EXERCISE TASK. Gather all lines in the entries that include the word "Connection".

- - -

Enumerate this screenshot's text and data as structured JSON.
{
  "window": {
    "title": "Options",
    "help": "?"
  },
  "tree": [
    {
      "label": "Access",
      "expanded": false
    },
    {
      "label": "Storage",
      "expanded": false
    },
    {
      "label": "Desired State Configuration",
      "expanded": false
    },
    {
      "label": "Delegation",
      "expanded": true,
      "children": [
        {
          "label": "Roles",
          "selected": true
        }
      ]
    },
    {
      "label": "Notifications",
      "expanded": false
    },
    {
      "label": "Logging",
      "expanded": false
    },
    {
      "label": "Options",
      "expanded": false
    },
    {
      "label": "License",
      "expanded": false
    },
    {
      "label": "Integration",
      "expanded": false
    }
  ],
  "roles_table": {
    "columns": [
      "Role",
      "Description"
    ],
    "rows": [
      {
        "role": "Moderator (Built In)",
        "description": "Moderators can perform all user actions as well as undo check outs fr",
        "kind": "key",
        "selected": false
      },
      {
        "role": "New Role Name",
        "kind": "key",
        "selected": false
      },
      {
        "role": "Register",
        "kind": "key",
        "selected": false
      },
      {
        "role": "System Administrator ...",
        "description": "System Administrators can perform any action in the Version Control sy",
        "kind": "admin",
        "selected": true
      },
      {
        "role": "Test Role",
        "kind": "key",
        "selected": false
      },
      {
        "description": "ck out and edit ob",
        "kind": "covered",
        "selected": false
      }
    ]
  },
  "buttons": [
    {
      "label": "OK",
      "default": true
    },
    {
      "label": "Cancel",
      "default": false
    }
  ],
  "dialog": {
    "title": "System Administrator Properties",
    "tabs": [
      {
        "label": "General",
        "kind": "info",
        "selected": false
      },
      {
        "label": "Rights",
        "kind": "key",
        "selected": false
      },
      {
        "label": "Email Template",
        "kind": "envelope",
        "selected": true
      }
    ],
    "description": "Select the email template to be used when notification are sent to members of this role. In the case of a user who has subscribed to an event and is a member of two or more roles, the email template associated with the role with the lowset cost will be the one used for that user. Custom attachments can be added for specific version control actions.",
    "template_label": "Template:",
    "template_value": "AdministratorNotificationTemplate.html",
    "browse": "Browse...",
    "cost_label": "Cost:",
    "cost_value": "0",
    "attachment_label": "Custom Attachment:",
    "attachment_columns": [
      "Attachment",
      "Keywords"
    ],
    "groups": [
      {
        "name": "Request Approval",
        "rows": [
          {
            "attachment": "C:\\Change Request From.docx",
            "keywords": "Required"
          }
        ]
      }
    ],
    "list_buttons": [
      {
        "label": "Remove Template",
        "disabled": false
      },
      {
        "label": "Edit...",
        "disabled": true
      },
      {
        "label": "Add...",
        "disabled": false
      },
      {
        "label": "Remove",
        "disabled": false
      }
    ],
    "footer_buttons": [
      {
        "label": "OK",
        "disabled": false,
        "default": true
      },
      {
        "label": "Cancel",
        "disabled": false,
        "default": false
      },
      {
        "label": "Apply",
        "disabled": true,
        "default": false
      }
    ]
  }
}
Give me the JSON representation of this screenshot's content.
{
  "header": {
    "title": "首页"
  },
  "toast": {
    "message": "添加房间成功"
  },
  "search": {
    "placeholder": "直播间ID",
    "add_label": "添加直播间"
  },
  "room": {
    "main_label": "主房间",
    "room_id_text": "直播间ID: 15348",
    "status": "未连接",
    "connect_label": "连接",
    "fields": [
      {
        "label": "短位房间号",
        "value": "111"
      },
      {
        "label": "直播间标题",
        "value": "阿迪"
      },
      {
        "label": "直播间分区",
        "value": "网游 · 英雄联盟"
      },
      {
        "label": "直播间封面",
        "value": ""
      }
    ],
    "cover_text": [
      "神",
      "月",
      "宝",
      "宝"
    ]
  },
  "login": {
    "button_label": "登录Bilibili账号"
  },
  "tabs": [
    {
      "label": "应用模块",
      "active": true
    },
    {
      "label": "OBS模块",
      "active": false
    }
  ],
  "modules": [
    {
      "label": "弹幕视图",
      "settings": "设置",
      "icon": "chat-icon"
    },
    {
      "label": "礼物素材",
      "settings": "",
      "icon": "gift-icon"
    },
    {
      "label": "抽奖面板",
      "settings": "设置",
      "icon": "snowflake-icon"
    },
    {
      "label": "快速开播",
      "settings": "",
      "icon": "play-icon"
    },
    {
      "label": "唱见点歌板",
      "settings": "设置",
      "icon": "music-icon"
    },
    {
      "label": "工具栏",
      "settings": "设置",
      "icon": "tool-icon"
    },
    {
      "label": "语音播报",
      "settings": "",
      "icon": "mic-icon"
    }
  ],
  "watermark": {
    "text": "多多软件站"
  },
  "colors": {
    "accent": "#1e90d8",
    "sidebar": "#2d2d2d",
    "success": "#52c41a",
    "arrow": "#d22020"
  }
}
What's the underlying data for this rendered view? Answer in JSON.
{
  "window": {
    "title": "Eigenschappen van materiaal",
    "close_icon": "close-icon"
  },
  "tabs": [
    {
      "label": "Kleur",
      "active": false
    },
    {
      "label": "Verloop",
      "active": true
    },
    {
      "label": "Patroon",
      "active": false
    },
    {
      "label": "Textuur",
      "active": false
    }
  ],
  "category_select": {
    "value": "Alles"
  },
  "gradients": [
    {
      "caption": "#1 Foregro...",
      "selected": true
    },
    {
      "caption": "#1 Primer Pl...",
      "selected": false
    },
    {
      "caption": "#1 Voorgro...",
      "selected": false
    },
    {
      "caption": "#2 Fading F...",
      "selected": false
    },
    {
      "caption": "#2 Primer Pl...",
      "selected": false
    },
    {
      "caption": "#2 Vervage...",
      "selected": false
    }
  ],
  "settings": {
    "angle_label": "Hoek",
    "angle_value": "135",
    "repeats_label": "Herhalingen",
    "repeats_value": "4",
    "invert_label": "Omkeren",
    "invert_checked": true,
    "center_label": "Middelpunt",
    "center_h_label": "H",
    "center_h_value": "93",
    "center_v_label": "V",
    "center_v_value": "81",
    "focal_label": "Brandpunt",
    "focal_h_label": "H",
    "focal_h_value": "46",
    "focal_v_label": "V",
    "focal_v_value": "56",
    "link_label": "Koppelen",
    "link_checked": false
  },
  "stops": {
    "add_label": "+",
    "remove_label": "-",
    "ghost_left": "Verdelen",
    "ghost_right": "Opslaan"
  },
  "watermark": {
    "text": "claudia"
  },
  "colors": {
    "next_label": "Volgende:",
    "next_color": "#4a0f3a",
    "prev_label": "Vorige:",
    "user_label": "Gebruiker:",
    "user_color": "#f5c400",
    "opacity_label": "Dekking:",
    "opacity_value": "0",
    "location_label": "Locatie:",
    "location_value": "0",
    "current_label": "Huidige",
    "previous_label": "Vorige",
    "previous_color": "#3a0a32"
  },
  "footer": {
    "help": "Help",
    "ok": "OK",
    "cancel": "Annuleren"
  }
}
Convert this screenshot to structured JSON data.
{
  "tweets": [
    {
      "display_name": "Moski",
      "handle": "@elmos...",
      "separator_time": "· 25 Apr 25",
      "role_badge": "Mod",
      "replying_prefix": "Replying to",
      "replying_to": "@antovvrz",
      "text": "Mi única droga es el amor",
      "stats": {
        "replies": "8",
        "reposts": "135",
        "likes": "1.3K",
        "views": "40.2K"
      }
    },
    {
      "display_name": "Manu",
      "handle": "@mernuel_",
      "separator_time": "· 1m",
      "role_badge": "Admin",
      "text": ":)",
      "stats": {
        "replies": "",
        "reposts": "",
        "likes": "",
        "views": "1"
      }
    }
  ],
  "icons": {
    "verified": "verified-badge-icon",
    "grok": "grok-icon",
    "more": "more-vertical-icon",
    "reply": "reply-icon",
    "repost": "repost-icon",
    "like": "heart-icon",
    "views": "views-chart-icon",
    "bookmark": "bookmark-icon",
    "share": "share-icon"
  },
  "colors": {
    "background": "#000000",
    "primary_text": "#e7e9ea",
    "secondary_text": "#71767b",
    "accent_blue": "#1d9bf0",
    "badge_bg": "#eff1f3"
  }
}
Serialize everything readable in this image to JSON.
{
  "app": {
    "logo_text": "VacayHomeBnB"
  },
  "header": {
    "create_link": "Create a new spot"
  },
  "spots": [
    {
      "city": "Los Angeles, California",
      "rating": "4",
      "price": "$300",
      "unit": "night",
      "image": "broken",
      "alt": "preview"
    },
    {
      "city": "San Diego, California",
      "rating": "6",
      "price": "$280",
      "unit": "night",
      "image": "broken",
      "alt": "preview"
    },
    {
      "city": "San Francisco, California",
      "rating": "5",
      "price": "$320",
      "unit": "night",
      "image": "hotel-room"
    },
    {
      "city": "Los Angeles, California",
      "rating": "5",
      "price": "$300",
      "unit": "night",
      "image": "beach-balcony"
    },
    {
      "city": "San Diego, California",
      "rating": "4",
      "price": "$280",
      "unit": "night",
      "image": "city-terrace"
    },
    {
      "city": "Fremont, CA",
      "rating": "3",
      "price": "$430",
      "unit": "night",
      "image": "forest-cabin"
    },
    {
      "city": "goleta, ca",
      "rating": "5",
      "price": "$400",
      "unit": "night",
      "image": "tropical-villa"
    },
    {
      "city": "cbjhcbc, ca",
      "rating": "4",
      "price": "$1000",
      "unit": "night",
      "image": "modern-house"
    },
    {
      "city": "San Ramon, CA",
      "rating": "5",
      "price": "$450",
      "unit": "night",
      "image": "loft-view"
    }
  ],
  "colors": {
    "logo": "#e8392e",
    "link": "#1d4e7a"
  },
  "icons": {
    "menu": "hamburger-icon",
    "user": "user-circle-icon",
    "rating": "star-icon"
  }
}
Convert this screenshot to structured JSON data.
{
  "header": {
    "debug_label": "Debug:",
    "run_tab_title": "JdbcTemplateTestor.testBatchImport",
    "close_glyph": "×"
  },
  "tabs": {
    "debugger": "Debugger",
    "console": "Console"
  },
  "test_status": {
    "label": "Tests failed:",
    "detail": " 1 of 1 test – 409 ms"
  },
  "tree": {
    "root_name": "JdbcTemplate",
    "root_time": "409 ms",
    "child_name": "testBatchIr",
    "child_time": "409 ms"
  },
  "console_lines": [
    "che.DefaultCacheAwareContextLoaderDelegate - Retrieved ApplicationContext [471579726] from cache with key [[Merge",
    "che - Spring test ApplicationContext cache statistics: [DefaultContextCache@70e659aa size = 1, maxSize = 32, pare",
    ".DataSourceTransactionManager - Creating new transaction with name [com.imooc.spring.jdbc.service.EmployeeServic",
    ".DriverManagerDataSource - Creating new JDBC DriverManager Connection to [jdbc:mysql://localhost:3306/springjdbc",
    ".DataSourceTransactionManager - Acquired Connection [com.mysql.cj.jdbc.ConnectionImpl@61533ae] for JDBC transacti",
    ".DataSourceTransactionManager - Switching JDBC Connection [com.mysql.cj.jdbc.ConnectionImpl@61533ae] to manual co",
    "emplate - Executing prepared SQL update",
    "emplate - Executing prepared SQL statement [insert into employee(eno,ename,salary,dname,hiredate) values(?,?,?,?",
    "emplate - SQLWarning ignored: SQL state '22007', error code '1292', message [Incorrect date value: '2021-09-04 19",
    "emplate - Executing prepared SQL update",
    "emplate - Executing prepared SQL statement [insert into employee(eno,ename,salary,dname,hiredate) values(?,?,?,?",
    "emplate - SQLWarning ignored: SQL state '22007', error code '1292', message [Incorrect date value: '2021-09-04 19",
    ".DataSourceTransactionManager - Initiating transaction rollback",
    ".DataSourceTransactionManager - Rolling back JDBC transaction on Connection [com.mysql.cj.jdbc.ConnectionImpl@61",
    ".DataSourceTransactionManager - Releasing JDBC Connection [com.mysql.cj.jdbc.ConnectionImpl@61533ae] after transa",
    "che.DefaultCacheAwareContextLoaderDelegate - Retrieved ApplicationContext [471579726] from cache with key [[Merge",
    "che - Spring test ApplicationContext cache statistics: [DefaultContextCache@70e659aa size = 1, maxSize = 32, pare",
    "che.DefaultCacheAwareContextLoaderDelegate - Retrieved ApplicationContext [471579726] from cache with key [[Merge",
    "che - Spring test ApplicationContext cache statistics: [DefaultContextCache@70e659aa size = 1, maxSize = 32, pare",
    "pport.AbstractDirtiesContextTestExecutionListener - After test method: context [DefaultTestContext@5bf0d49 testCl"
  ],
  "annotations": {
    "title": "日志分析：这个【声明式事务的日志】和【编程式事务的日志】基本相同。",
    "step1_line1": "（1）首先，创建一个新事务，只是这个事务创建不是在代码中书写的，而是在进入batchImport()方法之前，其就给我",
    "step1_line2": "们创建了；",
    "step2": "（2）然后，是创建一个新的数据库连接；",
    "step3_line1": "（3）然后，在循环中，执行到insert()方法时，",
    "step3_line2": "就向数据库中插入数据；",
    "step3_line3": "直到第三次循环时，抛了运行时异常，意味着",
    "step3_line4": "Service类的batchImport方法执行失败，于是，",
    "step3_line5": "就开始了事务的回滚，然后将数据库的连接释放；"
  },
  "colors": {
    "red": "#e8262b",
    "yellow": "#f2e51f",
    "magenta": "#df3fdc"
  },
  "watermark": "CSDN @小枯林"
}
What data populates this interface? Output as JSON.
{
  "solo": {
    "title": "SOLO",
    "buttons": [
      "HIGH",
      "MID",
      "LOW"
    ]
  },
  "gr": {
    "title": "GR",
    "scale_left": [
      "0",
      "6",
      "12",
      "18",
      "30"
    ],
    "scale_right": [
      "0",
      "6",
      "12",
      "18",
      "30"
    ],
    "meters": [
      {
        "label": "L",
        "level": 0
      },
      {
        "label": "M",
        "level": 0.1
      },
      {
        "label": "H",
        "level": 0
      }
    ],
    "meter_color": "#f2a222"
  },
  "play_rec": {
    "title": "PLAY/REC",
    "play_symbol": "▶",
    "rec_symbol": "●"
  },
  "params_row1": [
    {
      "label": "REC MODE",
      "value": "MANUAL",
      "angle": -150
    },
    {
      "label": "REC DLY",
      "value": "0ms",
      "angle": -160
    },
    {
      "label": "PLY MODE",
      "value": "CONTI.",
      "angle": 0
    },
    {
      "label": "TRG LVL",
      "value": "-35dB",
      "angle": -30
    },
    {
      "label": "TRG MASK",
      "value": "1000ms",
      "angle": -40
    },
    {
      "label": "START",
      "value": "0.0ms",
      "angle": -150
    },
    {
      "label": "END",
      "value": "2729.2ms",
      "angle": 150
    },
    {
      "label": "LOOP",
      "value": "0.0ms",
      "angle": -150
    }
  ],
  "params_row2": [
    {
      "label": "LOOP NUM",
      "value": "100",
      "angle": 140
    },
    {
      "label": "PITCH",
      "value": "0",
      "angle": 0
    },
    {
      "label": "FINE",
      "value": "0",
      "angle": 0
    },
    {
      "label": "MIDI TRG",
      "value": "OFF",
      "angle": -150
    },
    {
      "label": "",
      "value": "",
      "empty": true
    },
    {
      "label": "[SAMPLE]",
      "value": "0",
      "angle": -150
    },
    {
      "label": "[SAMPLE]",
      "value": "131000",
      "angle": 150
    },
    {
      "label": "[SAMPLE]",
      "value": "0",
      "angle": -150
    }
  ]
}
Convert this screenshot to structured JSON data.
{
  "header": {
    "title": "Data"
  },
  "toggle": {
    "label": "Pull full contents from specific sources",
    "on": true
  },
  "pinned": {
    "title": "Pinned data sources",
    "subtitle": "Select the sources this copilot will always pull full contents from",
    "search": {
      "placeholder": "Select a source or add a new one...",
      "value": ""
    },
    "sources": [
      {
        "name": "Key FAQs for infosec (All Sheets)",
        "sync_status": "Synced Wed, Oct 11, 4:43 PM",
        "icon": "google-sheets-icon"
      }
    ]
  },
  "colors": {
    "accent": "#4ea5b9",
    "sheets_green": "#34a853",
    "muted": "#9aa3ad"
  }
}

- - -

RESULT OF THIS EXERCISE.
    ".DriverManagerDataSource - Creating new JDBC DriverManager Connection to [jdbc:mysql://localhost:3306/springjdbc",
    ".DataSourceTransactionManager - Acquired Connection [com.mysql.cj.jdbc.ConnectionImpl@61533ae] for JDBC transacti",
    ".DataSourceTransactionManager - Switching JDBC Connection [com.mysql.cj.jdbc.ConnectionImpl@61533ae] to manual co",
    ".DataSourceTransactionManager - Rolling back JDBC transaction on Connection [com.mysql.cj.jdbc.ConnectionImpl@61",
    ".DataSourceTransactionManager - Releasing JDBC Connection [com.mysql.cj.jdbc.ConnectionImpl@61533ae] after transa",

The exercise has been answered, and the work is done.